### Set problem
Return each line of the records holding the string "ratio".

>> START

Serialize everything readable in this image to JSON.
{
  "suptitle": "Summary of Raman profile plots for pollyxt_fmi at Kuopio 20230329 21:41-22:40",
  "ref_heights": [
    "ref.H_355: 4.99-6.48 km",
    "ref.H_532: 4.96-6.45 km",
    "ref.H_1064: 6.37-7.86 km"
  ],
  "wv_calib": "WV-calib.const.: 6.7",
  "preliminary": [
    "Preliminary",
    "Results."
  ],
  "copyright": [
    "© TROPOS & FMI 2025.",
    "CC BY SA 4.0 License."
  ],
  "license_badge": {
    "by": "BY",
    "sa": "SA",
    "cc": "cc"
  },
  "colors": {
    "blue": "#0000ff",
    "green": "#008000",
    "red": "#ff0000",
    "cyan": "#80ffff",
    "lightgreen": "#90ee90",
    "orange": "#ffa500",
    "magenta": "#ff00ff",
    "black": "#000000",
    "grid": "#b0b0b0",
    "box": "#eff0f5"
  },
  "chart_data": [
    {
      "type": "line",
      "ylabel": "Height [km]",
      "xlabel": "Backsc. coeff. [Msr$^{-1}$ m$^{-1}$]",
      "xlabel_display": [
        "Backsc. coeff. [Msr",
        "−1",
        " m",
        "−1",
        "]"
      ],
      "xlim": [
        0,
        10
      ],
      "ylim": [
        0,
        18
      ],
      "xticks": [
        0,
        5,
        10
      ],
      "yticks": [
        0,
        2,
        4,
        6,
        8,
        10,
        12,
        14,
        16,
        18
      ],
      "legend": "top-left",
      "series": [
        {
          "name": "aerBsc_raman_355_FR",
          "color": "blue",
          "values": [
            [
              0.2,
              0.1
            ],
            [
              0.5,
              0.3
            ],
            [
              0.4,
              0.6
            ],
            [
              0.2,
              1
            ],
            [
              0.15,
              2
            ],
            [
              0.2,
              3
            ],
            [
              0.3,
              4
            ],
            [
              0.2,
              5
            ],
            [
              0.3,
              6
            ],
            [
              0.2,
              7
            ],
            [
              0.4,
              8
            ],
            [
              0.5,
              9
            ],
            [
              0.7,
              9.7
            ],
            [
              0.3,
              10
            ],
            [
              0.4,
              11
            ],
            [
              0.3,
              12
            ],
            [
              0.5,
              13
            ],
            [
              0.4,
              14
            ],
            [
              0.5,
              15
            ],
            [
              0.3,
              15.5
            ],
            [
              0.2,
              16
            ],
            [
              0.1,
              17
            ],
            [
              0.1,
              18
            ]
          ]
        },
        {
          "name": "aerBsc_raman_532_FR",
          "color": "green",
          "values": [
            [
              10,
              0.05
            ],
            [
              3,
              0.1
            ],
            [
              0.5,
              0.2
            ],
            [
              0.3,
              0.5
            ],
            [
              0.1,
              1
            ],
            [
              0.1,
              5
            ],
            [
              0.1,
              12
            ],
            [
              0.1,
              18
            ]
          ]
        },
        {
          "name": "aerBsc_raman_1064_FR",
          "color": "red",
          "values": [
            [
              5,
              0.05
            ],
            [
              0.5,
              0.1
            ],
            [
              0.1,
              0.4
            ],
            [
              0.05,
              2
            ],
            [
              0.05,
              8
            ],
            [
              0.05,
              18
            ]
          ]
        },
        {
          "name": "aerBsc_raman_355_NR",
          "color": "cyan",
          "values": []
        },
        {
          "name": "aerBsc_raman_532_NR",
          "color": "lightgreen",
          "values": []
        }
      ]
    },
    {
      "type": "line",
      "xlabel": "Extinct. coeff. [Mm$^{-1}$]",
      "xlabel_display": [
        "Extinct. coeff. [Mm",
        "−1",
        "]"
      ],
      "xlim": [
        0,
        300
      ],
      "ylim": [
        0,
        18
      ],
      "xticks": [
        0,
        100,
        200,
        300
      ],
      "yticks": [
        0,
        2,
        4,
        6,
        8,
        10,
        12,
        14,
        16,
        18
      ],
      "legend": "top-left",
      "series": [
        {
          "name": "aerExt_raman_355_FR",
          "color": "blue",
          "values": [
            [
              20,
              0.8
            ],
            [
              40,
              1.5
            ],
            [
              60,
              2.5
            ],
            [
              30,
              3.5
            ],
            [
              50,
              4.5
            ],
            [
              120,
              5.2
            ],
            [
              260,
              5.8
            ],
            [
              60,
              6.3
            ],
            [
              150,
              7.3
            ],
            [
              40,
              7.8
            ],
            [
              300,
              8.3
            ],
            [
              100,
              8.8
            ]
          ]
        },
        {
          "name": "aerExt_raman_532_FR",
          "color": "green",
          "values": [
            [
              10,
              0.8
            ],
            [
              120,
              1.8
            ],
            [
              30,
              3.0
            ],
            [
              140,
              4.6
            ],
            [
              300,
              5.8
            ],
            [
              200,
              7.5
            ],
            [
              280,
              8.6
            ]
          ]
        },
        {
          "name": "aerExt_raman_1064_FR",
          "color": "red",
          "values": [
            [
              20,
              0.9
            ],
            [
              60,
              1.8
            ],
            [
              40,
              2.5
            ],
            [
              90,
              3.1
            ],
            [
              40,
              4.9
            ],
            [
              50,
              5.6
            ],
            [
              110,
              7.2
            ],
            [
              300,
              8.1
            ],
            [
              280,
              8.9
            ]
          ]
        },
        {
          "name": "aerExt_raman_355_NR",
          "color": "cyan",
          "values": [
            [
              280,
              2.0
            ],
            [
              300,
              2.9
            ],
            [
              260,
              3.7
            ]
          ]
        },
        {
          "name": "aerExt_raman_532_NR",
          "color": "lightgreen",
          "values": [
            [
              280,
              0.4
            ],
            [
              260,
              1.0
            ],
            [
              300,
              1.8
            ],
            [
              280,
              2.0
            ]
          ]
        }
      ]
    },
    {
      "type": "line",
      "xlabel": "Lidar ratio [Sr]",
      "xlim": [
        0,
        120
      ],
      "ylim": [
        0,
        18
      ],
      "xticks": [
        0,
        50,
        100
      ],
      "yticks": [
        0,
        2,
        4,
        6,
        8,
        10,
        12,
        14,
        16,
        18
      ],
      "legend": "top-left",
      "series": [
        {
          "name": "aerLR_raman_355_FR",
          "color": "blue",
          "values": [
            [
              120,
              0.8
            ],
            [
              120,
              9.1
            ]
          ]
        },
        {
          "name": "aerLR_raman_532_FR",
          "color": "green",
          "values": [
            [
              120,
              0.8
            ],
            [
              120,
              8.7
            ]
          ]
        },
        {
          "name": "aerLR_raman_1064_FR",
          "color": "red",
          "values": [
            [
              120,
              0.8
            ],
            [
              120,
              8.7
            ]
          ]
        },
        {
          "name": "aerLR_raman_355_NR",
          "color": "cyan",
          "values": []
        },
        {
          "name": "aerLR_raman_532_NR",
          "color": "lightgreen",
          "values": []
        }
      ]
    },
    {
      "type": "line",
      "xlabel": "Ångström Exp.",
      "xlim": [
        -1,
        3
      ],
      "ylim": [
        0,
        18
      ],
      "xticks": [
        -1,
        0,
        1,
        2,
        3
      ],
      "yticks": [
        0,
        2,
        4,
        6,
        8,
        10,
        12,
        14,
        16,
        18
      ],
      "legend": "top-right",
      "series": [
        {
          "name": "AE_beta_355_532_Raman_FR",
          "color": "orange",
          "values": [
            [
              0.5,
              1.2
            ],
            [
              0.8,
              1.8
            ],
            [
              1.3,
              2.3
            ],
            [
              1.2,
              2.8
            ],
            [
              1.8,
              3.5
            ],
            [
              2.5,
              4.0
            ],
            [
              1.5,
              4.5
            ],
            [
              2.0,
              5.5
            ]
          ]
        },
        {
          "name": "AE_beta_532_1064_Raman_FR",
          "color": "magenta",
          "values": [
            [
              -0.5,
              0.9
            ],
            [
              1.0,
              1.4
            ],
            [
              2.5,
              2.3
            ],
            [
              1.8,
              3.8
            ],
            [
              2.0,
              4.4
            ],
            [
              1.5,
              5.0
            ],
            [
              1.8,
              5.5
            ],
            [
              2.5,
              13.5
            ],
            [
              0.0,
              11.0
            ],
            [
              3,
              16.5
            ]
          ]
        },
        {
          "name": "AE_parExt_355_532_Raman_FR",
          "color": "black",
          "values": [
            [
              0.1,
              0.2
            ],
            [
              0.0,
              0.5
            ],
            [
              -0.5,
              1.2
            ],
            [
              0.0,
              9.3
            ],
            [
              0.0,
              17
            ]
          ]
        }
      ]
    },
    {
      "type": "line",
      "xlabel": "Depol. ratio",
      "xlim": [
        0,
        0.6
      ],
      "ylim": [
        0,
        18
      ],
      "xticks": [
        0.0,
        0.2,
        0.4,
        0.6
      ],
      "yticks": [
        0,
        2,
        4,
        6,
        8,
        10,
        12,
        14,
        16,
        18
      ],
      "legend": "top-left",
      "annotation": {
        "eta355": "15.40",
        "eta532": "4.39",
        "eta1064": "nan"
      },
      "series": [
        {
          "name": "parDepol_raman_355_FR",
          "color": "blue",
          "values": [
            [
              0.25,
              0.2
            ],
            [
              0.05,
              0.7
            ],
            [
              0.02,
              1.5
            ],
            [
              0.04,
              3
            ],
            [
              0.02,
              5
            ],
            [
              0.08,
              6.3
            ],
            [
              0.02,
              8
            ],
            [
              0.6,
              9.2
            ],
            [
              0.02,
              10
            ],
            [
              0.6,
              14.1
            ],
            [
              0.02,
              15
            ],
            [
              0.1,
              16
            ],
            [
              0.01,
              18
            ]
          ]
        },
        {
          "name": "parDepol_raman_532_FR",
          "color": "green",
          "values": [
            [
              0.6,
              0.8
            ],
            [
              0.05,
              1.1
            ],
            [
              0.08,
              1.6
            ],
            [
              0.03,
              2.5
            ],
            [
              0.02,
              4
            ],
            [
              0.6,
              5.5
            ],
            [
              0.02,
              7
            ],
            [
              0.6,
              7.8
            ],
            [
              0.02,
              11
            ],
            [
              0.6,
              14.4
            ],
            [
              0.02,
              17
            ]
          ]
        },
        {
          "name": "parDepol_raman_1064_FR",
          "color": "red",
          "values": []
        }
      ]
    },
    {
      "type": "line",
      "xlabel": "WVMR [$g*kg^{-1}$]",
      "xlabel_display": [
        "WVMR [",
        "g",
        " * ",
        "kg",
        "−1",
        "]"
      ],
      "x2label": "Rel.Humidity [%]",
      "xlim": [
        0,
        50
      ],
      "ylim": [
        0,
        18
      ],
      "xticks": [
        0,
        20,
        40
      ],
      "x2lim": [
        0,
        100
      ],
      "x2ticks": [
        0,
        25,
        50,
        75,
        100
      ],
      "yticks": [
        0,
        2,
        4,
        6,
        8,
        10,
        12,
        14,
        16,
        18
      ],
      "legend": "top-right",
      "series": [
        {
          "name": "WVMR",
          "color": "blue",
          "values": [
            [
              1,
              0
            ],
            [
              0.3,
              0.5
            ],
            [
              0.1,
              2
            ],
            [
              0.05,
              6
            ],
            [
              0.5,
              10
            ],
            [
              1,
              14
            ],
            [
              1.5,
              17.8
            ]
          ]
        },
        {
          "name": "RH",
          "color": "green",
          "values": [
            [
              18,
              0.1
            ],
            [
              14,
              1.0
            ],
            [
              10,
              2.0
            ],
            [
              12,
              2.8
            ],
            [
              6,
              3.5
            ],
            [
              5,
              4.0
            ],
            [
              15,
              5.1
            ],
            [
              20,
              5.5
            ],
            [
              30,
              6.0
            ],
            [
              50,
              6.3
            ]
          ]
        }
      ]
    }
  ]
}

>> END

### Output
      "xlabel": "Lidar ratio [Sr]",
      "xlabel": "Depol. ratio",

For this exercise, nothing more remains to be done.